GIVEN INFORMATION:
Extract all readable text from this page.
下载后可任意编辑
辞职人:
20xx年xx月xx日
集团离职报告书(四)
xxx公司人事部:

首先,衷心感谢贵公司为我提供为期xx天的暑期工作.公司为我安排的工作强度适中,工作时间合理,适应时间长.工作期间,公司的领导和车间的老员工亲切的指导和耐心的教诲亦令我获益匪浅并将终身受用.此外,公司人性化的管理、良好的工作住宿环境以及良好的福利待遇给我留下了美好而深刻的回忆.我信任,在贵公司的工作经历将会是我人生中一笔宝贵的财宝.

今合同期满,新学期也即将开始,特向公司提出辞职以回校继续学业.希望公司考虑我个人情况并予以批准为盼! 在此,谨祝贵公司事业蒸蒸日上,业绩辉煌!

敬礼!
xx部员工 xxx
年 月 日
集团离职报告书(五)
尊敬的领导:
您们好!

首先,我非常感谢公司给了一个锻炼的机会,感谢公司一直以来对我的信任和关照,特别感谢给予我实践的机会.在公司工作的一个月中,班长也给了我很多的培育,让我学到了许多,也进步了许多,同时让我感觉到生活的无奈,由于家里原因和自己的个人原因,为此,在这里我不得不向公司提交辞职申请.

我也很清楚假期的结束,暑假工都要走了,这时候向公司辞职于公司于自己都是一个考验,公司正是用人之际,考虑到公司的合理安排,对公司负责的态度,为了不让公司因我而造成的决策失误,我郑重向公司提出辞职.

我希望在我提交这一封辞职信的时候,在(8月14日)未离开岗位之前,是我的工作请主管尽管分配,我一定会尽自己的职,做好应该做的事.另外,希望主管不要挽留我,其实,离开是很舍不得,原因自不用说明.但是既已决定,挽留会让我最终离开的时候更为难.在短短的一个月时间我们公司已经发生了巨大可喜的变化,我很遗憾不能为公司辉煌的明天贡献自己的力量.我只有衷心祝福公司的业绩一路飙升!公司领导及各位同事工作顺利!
==
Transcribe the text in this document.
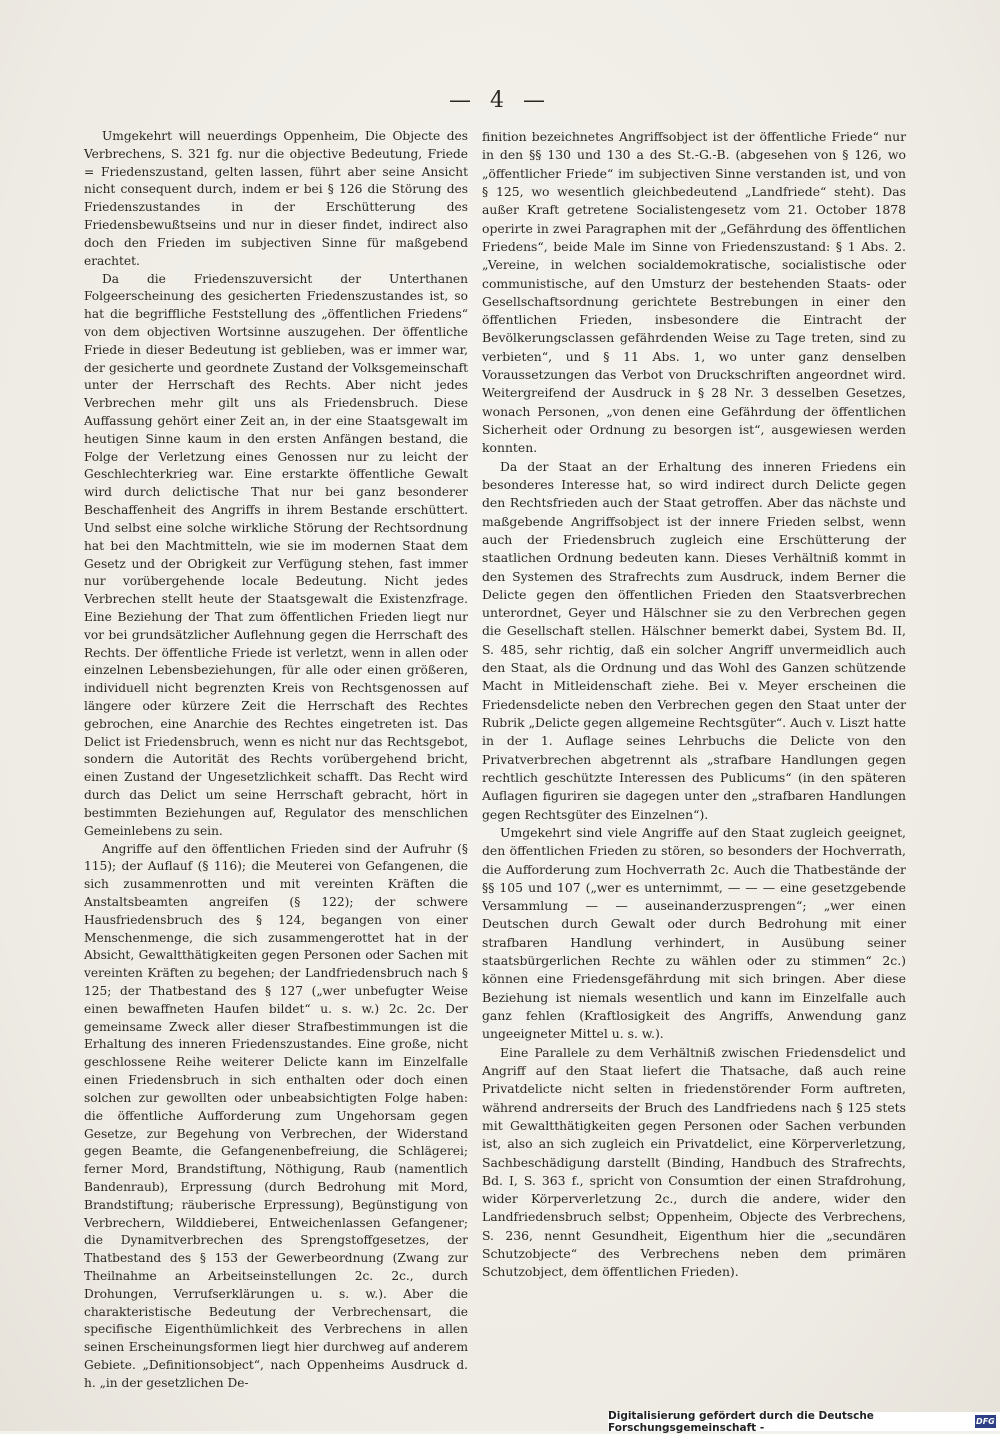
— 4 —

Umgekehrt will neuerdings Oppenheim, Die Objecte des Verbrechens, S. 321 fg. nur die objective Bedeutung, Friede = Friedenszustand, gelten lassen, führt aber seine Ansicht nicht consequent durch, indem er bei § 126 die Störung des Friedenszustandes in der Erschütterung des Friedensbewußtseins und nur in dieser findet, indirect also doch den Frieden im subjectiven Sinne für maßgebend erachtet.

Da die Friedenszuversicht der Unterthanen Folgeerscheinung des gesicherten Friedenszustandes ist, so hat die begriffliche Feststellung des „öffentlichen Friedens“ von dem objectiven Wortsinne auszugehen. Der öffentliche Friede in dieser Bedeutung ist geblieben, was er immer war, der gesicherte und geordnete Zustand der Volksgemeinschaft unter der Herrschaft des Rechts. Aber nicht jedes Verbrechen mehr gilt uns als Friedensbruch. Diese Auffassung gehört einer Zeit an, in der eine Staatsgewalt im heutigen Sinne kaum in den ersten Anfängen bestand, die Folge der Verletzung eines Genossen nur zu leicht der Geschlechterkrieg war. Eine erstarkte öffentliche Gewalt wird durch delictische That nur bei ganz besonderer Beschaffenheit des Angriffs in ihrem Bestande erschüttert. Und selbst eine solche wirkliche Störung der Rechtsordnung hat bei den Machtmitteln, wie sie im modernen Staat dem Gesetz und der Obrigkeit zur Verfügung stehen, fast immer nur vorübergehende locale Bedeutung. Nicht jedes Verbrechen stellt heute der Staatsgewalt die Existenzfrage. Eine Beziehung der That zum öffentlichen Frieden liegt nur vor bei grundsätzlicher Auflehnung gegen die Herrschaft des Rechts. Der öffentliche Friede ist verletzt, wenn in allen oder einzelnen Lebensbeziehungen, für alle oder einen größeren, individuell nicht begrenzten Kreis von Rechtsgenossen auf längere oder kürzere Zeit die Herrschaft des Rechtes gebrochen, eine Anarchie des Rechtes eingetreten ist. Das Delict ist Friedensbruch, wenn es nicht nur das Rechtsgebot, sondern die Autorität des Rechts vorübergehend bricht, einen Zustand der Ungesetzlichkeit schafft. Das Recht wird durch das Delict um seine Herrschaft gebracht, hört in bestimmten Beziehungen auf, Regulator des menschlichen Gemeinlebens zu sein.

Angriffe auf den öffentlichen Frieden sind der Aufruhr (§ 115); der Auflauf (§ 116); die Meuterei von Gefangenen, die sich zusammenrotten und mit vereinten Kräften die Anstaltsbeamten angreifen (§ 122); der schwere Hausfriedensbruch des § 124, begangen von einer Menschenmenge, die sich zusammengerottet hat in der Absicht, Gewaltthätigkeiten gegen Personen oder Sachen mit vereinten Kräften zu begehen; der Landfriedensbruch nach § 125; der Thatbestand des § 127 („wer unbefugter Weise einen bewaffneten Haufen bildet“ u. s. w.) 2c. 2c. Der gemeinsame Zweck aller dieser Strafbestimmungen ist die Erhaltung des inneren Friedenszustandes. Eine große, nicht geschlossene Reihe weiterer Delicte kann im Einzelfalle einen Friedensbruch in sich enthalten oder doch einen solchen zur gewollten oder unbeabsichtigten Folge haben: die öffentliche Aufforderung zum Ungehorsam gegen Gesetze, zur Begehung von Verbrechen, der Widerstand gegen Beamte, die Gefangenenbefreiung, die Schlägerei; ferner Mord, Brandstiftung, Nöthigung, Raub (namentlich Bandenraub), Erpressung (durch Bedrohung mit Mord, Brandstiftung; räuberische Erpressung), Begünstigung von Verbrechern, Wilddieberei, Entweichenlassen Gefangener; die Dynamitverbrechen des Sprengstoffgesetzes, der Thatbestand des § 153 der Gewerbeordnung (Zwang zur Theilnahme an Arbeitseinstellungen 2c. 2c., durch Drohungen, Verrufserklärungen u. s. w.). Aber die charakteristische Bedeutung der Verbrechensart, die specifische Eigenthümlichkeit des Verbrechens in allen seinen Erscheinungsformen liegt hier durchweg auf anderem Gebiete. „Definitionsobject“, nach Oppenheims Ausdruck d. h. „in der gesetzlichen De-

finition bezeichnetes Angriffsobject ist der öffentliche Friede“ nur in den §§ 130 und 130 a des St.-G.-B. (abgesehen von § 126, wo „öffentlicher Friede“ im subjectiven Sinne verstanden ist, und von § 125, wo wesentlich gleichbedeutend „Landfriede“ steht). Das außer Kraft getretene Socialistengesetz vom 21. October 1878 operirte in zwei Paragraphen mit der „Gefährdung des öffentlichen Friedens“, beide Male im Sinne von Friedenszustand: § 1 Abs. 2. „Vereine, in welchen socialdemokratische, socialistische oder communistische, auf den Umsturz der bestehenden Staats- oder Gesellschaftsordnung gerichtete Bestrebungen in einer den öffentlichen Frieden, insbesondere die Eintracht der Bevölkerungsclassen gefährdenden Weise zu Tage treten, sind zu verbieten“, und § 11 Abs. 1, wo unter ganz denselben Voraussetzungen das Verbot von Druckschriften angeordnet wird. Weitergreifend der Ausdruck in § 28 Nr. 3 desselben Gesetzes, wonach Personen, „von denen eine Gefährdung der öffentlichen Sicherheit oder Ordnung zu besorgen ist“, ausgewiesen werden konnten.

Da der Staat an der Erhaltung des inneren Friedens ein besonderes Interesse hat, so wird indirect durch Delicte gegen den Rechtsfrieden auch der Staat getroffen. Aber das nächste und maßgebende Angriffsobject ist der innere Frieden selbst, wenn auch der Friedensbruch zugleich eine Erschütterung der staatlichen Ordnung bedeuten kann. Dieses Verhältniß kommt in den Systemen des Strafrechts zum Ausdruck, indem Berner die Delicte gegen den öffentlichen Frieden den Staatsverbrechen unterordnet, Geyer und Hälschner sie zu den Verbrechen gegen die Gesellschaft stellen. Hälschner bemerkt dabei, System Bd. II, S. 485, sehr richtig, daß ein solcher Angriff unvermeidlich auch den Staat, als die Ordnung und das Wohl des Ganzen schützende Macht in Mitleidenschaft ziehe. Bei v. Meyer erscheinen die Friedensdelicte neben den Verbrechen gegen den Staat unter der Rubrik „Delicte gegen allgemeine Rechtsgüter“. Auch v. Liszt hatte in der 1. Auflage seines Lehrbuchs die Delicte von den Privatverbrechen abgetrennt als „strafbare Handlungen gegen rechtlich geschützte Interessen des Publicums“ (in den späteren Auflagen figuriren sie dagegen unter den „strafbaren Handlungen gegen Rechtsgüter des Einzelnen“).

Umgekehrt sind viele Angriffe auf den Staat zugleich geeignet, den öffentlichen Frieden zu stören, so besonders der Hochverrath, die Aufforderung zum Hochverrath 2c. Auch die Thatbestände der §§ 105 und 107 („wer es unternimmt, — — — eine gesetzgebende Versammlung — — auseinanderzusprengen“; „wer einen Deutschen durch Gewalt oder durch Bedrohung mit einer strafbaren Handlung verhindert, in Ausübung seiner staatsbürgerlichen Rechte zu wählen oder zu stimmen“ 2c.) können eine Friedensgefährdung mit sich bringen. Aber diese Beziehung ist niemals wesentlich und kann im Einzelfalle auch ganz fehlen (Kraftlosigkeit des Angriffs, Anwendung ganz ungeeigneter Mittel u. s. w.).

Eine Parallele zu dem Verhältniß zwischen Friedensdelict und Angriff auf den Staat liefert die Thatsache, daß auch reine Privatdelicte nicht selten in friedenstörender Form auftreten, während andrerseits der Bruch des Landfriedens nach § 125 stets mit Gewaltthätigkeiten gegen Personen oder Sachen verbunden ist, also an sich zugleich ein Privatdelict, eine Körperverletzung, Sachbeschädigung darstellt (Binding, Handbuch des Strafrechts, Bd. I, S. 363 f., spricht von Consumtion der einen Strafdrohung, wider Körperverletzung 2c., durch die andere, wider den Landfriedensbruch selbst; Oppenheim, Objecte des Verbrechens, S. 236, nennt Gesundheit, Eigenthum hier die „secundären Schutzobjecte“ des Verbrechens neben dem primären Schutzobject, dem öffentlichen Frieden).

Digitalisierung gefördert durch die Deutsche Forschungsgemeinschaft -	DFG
==
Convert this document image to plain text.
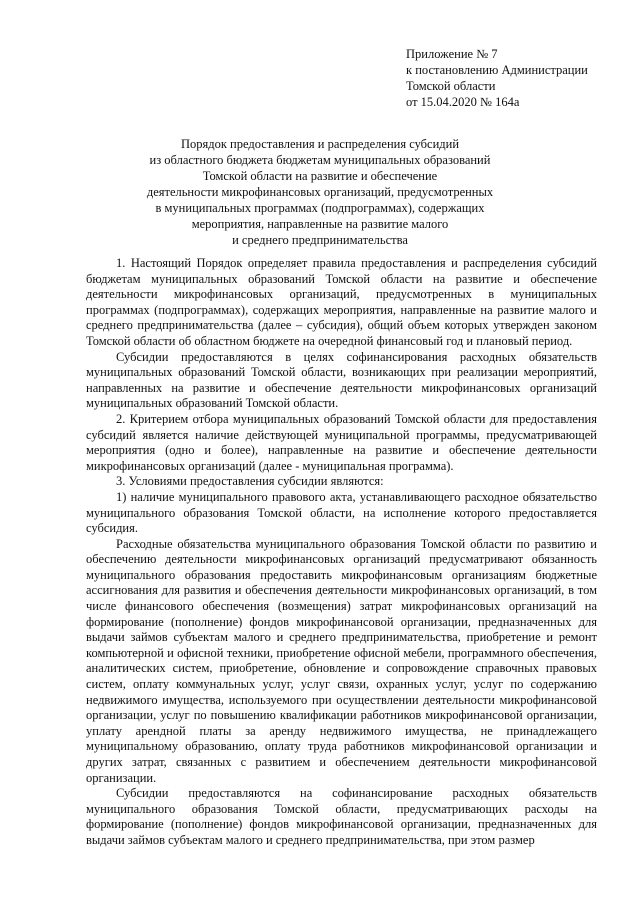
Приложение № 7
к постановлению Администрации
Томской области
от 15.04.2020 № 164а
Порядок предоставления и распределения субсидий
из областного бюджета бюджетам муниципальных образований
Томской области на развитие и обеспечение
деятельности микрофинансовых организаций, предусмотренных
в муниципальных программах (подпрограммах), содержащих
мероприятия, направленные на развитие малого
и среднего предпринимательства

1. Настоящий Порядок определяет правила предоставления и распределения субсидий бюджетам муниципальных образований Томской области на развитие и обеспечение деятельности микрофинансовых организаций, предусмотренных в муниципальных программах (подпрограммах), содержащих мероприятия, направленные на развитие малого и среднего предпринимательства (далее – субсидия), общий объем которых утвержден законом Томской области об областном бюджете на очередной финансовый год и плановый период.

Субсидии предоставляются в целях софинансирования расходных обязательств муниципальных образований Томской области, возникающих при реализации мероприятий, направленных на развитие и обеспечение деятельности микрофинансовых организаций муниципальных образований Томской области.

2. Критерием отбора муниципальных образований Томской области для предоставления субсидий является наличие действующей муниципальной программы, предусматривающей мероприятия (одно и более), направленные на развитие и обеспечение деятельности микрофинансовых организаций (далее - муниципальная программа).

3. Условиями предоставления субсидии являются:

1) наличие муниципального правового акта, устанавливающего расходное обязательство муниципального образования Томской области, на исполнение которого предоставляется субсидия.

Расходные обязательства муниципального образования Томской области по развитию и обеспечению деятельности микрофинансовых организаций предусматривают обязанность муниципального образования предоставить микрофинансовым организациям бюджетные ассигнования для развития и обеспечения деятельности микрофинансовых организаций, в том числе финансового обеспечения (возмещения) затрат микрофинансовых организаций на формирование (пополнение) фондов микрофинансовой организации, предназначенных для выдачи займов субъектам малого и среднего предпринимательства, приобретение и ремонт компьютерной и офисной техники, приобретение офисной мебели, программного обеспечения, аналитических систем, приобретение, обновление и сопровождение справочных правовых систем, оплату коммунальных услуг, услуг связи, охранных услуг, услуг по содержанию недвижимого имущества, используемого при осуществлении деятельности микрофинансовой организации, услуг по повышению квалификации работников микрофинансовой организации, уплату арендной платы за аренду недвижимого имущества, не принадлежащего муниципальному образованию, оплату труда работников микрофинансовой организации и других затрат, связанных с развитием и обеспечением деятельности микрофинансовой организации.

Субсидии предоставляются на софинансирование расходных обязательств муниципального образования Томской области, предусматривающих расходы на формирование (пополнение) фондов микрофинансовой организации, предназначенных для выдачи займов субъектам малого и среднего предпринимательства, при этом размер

WHAT NEEDS TO BE DONE:
Find the word "подпрограммах" in the entries above and gather every line that holds it.

OUTPUT OF THE EXERCISE:
в муниципальных программах (подпрограммах), содержащих
1. Настоящий Порядок определяет правила предоставления и распределения субсидий бюджетам муниципальных образований Томской области на развитие и обеспечение деятельности микрофинансовых организаций, предусмотренных в муниципальных программах (подпрограммах), содержащих мероприятия, направленные на развитие малого и среднего предпринимательства (далее – субсидия), общий объем которых утвержден законом Томской области об областном бюджете на очередной финансовый год и плановый период.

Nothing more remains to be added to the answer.